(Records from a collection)
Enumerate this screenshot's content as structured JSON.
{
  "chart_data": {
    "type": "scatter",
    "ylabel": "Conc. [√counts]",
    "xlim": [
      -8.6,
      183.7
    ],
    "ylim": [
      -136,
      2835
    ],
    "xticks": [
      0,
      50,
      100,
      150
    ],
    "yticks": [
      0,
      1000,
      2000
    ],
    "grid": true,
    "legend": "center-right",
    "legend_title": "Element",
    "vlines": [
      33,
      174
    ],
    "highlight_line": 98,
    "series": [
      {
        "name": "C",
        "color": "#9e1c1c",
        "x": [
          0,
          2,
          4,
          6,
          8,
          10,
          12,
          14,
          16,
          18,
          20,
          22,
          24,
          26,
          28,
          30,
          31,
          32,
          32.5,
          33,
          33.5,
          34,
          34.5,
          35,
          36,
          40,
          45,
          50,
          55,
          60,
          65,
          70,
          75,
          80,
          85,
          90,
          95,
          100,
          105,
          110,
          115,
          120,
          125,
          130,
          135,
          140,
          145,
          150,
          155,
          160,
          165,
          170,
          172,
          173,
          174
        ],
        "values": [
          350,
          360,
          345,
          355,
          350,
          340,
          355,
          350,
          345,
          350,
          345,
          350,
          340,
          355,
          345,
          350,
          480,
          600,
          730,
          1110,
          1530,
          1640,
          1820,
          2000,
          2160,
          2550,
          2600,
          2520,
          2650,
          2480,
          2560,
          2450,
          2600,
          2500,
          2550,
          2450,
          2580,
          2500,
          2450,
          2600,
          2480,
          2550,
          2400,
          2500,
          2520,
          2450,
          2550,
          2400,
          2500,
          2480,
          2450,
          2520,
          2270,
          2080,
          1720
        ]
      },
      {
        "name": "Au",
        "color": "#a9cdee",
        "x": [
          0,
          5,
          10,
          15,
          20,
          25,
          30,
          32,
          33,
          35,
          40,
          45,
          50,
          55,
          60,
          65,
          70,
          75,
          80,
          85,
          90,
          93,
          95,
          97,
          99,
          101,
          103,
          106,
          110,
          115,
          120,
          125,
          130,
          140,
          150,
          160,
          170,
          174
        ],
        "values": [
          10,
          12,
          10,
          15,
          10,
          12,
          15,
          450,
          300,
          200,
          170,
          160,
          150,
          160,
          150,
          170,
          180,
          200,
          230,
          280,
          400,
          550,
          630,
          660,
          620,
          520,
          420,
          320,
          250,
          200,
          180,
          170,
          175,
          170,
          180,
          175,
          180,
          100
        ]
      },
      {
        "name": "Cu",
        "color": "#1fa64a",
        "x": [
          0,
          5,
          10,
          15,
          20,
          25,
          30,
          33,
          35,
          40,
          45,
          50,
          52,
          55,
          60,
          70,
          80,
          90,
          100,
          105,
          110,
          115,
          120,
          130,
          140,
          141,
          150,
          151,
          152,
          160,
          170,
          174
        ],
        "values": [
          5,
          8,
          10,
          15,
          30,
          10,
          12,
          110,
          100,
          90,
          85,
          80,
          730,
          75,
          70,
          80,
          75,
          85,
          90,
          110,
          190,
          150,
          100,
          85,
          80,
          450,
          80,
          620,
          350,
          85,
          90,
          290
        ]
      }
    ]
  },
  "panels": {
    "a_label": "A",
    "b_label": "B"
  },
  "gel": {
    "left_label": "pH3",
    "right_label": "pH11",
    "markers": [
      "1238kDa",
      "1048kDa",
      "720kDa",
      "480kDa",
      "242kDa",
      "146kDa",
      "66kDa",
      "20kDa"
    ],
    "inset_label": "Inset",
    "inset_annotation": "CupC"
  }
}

AIM OF THE TASK: Search the preceding listing for "color" and extract every line where it is found.

FULL OUTPUT:
        "color": "#9e1c1c",
        "color": "#a9cdee",
        "color": "#1fa64a",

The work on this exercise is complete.